Listed records
━━━━━━━━━━━━━━━━━━━━━━━━━━━━━━

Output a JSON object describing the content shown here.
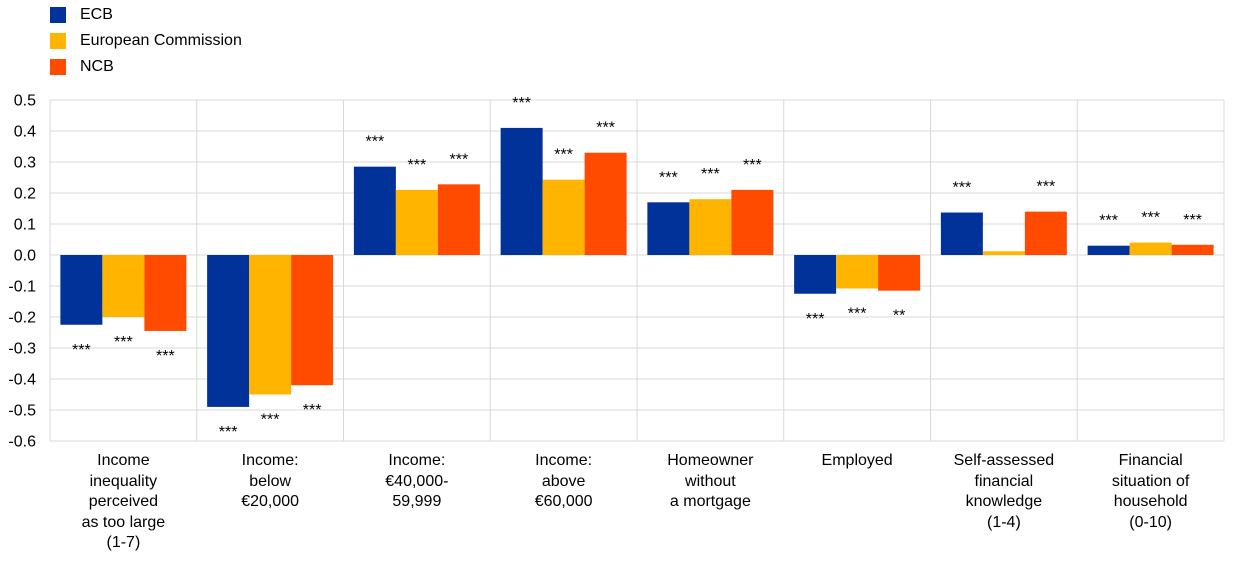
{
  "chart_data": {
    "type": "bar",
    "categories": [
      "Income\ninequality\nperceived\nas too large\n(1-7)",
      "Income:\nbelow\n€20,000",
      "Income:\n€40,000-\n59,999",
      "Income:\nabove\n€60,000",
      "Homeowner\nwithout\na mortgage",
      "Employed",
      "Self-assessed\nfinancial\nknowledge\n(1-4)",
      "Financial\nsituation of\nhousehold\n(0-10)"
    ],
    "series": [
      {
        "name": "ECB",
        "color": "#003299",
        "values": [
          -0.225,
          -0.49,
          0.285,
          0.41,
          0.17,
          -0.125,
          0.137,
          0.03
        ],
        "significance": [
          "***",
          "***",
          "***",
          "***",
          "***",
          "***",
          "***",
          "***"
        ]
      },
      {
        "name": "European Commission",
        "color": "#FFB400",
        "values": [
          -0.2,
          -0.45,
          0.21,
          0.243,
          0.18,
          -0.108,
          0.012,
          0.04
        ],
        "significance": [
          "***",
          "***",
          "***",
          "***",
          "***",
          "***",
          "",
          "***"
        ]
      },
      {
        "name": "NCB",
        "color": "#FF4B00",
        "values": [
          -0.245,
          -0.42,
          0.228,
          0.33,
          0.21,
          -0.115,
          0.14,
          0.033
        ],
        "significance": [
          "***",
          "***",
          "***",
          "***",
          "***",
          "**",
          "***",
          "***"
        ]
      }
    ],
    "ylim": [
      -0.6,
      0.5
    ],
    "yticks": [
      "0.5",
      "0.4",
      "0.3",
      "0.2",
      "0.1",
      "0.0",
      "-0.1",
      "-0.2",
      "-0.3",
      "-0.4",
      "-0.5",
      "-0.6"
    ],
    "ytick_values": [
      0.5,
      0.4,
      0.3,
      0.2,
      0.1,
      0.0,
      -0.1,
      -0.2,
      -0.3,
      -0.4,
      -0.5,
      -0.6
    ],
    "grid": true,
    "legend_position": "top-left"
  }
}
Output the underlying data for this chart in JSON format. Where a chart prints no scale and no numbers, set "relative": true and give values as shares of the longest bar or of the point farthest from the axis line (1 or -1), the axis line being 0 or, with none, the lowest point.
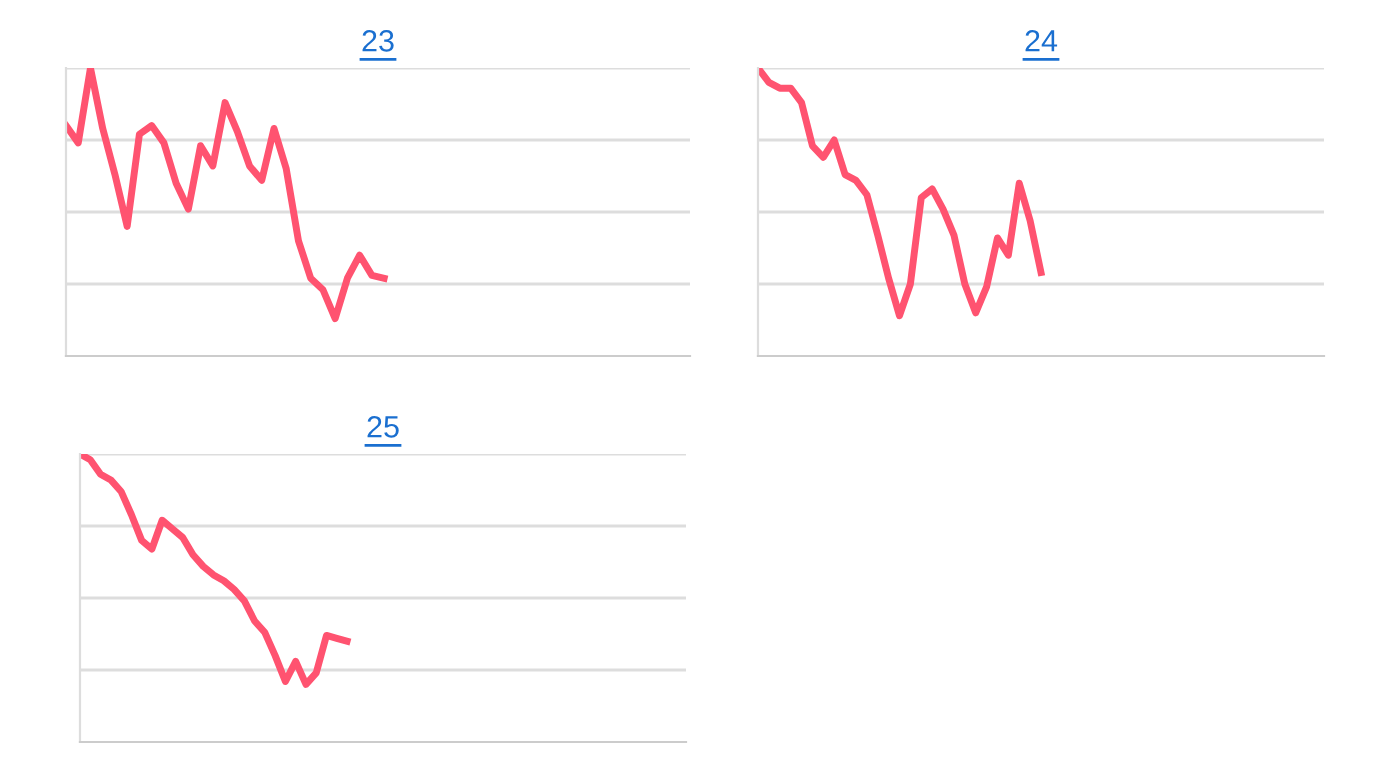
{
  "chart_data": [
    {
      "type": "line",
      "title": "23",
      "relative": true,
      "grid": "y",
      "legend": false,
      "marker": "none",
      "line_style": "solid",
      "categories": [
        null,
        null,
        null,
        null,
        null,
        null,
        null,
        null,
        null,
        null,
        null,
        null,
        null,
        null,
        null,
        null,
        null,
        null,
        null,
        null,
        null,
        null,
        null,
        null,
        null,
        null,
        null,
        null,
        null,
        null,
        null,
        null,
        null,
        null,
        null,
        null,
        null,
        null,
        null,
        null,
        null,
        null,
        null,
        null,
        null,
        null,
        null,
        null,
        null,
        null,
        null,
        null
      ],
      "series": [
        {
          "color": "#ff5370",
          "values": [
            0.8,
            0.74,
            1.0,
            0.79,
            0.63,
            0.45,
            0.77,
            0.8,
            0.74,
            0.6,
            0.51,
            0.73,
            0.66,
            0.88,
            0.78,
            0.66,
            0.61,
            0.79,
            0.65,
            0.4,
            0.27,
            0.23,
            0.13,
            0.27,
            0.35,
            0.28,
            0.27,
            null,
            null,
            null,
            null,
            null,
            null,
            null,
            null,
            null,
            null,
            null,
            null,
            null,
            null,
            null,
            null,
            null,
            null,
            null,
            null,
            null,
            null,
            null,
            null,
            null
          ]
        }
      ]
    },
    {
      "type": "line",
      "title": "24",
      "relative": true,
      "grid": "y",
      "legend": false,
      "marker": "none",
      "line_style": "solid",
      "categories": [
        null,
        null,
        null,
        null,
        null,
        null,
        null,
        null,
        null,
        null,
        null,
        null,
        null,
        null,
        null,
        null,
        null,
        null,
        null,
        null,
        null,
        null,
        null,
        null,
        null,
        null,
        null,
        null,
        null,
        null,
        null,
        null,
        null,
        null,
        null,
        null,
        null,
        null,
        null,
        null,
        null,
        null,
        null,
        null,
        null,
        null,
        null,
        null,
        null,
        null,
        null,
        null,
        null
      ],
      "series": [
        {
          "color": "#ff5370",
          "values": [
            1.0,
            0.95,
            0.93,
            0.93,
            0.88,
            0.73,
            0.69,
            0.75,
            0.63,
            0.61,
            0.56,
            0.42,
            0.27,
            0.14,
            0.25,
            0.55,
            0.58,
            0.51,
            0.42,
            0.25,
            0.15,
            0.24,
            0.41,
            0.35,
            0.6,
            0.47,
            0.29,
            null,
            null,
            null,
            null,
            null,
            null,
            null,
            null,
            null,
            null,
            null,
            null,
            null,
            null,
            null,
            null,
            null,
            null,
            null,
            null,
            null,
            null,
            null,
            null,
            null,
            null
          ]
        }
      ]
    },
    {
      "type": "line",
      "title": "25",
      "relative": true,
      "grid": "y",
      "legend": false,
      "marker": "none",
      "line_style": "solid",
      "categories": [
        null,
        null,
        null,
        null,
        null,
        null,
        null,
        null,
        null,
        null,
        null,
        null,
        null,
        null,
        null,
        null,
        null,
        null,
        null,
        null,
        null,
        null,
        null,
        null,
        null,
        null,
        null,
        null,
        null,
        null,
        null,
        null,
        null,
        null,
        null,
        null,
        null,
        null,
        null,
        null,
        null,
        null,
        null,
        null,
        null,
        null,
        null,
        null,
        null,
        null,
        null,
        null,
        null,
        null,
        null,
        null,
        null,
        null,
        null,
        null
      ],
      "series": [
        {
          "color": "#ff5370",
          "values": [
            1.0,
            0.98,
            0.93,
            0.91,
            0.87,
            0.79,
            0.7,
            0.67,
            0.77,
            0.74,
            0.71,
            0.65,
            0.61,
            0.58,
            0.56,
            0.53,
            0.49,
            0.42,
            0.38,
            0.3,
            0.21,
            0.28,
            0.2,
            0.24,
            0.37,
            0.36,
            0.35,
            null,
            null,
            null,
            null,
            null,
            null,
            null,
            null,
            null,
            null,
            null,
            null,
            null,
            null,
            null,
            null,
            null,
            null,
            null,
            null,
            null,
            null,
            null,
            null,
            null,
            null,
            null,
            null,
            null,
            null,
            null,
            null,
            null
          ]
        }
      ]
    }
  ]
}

━━━━━━━━━━━━━━━━━━━━━━━━━━━━━━

Exercise instructions
Pictures don't belong in the copy. Transcribe every record exactly as it appears.

Result
Output a JSON object describing the content shown here.
{
  "chart_data": {
    "type": "bar",
    "categories": [
      "Income\ninequality\nperceived\nas too large\n(1-7)",
      "Income:\nbelow\n€20,000",
      "Income:\n€40,000-\n59,999",
      "Income:\nabove\n€60,000",
      "Homeowner\nwithout\na mortgage",
      "Employed",
      "Self-assessed\nfinancial\nknowledge\n(1-4)",
      "Financial\nsituation of\nhousehold\n(0-10)"
    ],
    "series": [
      {
        "name": "ECB",
        "color": "#003299",
        "values": [
          -0.225,
          -0.49,
          0.285,
          0.41,
          0.17,
          -0.125,
          0.137,
          0.03
        ],
        "significance": [
          "***",
          "***",
          "***",
          "***",
          "***",
          "***",
          "***",
          "***"
        ]
      },
      {
        "name": "European Commission",
        "color": "#FFB400",
        "values": [
          -0.2,
          -0.45,
          0.21,
          0.243,
          0.18,
          -0.108,
          0.012,
          0.04
        ],
        "significance": [
          "***",
          "***",
          "***",
          "***",
          "***",
          "***",
          "",
          "***"
        ]
      },
      {
        "name": "NCB",
        "color": "#FF4B00",
        "values": [
          -0.245,
          -0.42,
          0.228,
          0.33,
          0.21,
          -0.115,
          0.14,
          0.033
        ],
        "significance": [
          "***",
          "***",
          "***",
          "***",
          "***",
          "**",
          "***",
          "***"
        ]
      }
    ],
    "ylim": [
      -0.6,
      0.5
    ],
    "yticks": [
      "0.5",
      "0.4",
      "0.3",
      "0.2",
      "0.1",
      "0.0",
      "-0.1",
      "-0.2",
      "-0.3",
      "-0.4",
      "-0.5",
      "-0.6"
    ],
    "ytick_values": [
      0.5,
      0.4,
      0.3,
      0.2,
      0.1,
      0.0,
      -0.1,
      -0.2,
      -0.3,
      -0.4,
      -0.5,
      -0.6
    ],
    "grid": true,
    "legend_position": "top-left"
  }
}
Output the underlying data for this chart in JSON format. Where a chart prints no scale and no numbers, set "relative": true and give values as shares of the longest bar or of the point farthest from the axis line (1 or -1), the axis line being 0 or, with none, the lowest point.
{
  "chart_data": [
    {
      "type": "line",
      "title": "23",
      "relative": true,
      "grid": "y",
      "legend": false,
      "marker": "none",
      "line_style": "solid",
      "categories": [
        null,
        null,
        null,
        null,
        null,
        null,
        null,
        null,
        null,
        null,
        null,
        null,
        null,
        null,
        null,
        null,
        null,
        null,
        null,
        null,
        null,
        null,
        null,
        null,
        null,
        null,
        null,
        null,
        null,
        null,
        null,
        null,
        null,
        null,
        null,
        null,
        null,
        null,
        null,
        null,
        null,
        null,
        null,
        null,
        null,
        null,
        null,
        null,
        null,
        null,
        null,
        null
      ],
      "series": [
        {
          "color": "#ff5370",
          "values": [
            0.8,
            0.74,
            1.0,
            0.79,
            0.63,
            0.45,
            0.77,
            0.8,
            0.74,
            0.6,
            0.51,
            0.73,
            0.66,
            0.88,
            0.78,
            0.66,
            0.61,
            0.79,
            0.65,
            0.4,
            0.27,
            0.23,
            0.13,
            0.27,
            0.35,
            0.28,
            0.27,
            null,
            null,
            null,
            null,
            null,
            null,
            null,
            null,
            null,
            null,
            null,
            null,
            null,
            null,
            null,
            null,
            null,
            null,
            null,
            null,
            null,
            null,
            null,
            null,
            null
          ]
        }
      ]
    },
    {
      "type": "line",
      "title": "24",
      "relative": true,
      "grid": "y",
      "legend": false,
      "marker": "none",
      "line_style": "solid",
      "categories": [
        null,
        null,
        null,
        null,
        null,
        null,
        null,
        null,
        null,
        null,
        null,
        null,
        null,
        null,
        null,
        null,
        null,
        null,
        null,
        null,
        null,
        null,
        null,
        null,
        null,
        null,
        null,
        null,
        null,
        null,
        null,
        null,
        null,
        null,
        null,
        null,
        null,
        null,
        null,
        null,
        null,
        null,
        null,
        null,
        null,
        null,
        null,
        null,
        null,
        null,
        null,
        null,
        null
      ],
      "series": [
        {
          "color": "#ff5370",
          "values": [
            1.0,
            0.95,
            0.93,
            0.93,
            0.88,
            0.73,
            0.69,
            0.75,
            0.63,
            0.61,
            0.56,
            0.42,
            0.27,
            0.14,
            0.25,
            0.55,
            0.58,
            0.51,
            0.42,
            0.25,
            0.15,
            0.24,
            0.41,
            0.35,
            0.6,
            0.47,
            0.29,
            null,
            null,
            null,
            null,
            null,
            null,
            null,
            null,
            null,
            null,
            null,
            null,
            null,
            null,
            null,
            null,
            null,
            null,
            null,
            null,
            null,
            null,
            null,
            null,
            null,
            null
          ]
        }
      ]
    },
    {
      "type": "line",
      "title": "25",
      "relative": true,
      "grid": "y",
      "legend": false,
      "marker": "none",
      "line_style": "solid",
      "categories": [
        null,
        null,
        null,
        null,
        null,
        null,
        null,
        null,
        null,
        null,
        null,
        null,
        null,
        null,
        null,
        null,
        null,
        null,
        null,
        null,
        null,
        null,
        null,
        null,
        null,
        null,
        null,
        null,
        null,
        null,
        null,
        null,
        null,
        null,
        null,
        null,
        null,
        null,
        null,
        null,
        null,
        null,
        null,
        null,
        null,
        null,
        null,
        null,
        null,
        null,
        null,
        null,
        null,
        null,
        null,
        null,
        null,
        null,
        null,
        null
      ],
      "series": [
        {
          "color": "#ff5370",
          "values": [
            1.0,
            0.98,
            0.93,
            0.91,
            0.87,
            0.79,
            0.7,
            0.67,
            0.77,
            0.74,
            0.71,
            0.65,
            0.61,
            0.58,
            0.56,
            0.53,
            0.49,
            0.42,
            0.38,
            0.3,
            0.21,
            0.28,
            0.2,
            0.24,
            0.37,
            0.36,
            0.35,
            null,
            null,
            null,
            null,
            null,
            null,
            null,
            null,
            null,
            null,
            null,
            null,
            null,
            null,
            null,
            null,
            null,
            null,
            null,
            null,
            null,
            null,
            null,
            null,
            null,
            null,
            null,
            null,
            null,
            null,
            null,
            null,
            null
          ]
        }
      ]
    }
  ]
}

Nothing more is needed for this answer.